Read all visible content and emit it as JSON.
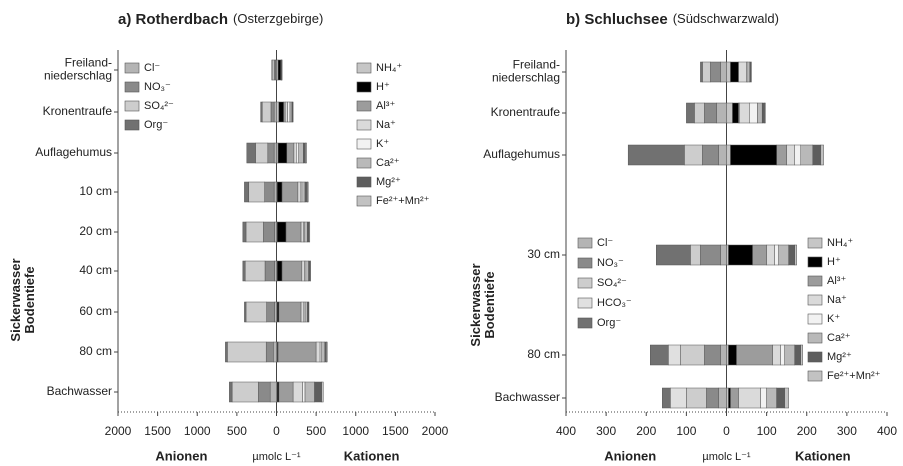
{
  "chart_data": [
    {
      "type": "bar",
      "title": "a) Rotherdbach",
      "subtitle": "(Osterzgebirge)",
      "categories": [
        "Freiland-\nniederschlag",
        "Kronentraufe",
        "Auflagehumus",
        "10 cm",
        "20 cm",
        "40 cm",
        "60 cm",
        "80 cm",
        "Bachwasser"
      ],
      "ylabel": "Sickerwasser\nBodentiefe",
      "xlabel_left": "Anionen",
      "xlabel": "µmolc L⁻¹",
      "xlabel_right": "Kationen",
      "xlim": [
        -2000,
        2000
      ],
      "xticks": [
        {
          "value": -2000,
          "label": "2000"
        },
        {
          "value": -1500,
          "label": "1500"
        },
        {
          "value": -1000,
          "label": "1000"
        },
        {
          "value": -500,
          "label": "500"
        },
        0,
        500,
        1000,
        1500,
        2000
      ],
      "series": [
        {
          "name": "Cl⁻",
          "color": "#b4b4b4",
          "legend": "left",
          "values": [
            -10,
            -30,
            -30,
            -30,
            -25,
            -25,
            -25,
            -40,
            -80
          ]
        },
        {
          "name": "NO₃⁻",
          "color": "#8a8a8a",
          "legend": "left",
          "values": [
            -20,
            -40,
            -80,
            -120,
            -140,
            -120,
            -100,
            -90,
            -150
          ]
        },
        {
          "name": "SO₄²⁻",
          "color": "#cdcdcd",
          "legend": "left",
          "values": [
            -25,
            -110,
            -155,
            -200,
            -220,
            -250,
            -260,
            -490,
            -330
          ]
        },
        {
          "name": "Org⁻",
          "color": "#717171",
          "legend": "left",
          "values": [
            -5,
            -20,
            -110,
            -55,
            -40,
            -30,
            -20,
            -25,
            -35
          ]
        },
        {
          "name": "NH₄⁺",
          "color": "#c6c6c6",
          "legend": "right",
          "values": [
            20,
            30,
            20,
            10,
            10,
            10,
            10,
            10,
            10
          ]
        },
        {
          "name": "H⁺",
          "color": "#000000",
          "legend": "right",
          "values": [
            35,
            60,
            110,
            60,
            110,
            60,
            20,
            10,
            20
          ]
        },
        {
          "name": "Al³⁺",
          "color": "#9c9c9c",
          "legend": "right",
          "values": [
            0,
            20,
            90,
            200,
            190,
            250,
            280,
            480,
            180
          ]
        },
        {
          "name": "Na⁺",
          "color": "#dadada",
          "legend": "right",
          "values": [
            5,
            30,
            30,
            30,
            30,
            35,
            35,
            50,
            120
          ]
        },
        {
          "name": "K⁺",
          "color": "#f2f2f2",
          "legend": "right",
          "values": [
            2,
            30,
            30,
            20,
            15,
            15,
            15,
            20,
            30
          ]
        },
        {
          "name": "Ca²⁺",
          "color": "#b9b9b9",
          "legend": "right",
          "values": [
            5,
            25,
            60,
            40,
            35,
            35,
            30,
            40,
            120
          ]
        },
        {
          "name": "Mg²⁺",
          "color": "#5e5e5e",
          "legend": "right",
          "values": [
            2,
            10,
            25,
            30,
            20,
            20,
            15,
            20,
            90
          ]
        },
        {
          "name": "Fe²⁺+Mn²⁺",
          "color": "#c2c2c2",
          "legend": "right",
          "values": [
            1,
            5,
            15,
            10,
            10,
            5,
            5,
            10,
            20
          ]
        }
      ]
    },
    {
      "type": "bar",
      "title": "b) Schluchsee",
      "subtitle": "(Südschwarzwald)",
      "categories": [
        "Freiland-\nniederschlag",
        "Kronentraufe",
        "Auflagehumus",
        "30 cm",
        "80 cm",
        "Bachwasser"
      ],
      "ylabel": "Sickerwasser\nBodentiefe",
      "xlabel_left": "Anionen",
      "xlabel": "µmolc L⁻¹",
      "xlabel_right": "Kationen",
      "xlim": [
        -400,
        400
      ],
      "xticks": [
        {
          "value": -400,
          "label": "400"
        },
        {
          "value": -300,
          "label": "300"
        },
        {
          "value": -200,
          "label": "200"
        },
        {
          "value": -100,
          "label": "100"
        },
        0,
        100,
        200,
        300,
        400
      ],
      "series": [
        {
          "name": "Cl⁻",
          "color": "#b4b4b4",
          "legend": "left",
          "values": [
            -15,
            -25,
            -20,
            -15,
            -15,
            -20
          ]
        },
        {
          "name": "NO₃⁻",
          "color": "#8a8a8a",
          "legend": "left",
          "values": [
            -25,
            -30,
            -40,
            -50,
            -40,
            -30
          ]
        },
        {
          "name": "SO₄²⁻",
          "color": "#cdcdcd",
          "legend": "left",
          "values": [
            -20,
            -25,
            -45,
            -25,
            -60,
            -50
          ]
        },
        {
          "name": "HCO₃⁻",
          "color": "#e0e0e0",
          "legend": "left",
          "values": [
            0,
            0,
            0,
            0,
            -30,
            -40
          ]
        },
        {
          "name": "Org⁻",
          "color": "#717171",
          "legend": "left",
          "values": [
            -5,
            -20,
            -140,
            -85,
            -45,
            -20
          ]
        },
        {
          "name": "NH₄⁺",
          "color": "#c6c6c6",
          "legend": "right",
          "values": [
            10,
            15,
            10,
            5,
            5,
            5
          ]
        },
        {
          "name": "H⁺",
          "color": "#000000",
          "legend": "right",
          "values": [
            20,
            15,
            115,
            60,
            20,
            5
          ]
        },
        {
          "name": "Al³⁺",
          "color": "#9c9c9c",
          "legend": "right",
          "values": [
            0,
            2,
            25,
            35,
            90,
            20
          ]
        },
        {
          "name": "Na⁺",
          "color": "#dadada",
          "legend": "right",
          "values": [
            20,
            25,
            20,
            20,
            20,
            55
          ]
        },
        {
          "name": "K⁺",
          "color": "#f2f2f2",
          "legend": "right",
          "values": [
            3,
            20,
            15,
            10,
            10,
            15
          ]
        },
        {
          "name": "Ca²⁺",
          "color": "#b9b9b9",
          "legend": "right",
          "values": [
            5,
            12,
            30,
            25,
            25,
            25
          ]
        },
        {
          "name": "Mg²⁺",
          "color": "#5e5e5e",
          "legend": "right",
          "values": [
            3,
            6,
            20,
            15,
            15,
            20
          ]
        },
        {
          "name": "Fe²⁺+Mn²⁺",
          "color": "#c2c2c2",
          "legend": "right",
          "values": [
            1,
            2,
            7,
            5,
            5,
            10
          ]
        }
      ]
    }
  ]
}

* * *

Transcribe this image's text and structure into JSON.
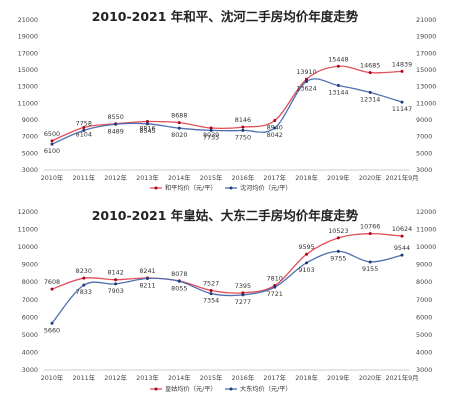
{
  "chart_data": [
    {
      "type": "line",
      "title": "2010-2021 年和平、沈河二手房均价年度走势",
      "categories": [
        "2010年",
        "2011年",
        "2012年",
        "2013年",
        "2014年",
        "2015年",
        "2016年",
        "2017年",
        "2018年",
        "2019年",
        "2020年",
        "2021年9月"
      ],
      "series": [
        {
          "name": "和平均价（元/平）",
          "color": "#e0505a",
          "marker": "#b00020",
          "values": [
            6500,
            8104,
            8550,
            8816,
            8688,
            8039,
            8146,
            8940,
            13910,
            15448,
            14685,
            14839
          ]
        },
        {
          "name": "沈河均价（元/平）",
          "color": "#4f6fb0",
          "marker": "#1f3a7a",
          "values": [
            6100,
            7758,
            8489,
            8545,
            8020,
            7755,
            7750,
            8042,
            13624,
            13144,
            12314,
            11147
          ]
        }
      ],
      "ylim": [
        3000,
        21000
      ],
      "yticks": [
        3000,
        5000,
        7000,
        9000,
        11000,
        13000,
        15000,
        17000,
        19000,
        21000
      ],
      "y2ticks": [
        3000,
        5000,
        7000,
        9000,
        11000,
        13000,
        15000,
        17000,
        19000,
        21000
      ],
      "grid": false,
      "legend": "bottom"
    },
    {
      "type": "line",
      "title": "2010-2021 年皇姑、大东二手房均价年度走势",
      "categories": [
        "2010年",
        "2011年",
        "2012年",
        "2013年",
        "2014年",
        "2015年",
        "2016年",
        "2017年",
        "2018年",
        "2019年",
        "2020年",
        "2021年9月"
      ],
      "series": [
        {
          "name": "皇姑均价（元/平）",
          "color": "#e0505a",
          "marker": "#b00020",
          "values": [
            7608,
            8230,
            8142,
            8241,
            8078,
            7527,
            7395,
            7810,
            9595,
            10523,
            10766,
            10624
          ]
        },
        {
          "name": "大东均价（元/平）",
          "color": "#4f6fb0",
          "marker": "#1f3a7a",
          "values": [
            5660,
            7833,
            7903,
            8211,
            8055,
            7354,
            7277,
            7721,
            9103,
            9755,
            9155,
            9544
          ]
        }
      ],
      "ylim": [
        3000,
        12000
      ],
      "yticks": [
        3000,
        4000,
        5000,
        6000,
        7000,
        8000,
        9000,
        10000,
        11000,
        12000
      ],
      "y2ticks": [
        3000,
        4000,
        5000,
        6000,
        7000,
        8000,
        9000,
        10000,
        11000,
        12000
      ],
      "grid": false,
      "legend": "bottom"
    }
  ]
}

• _WHAT IS BEING ASKED_:
Read through the lines above and collect those that contain the string "subtitle".

• _PROBLEM SOLUTION_:
      "subtitle": "(Osterzgebirge)",
      "subtitle": "(Südschwarzwald)",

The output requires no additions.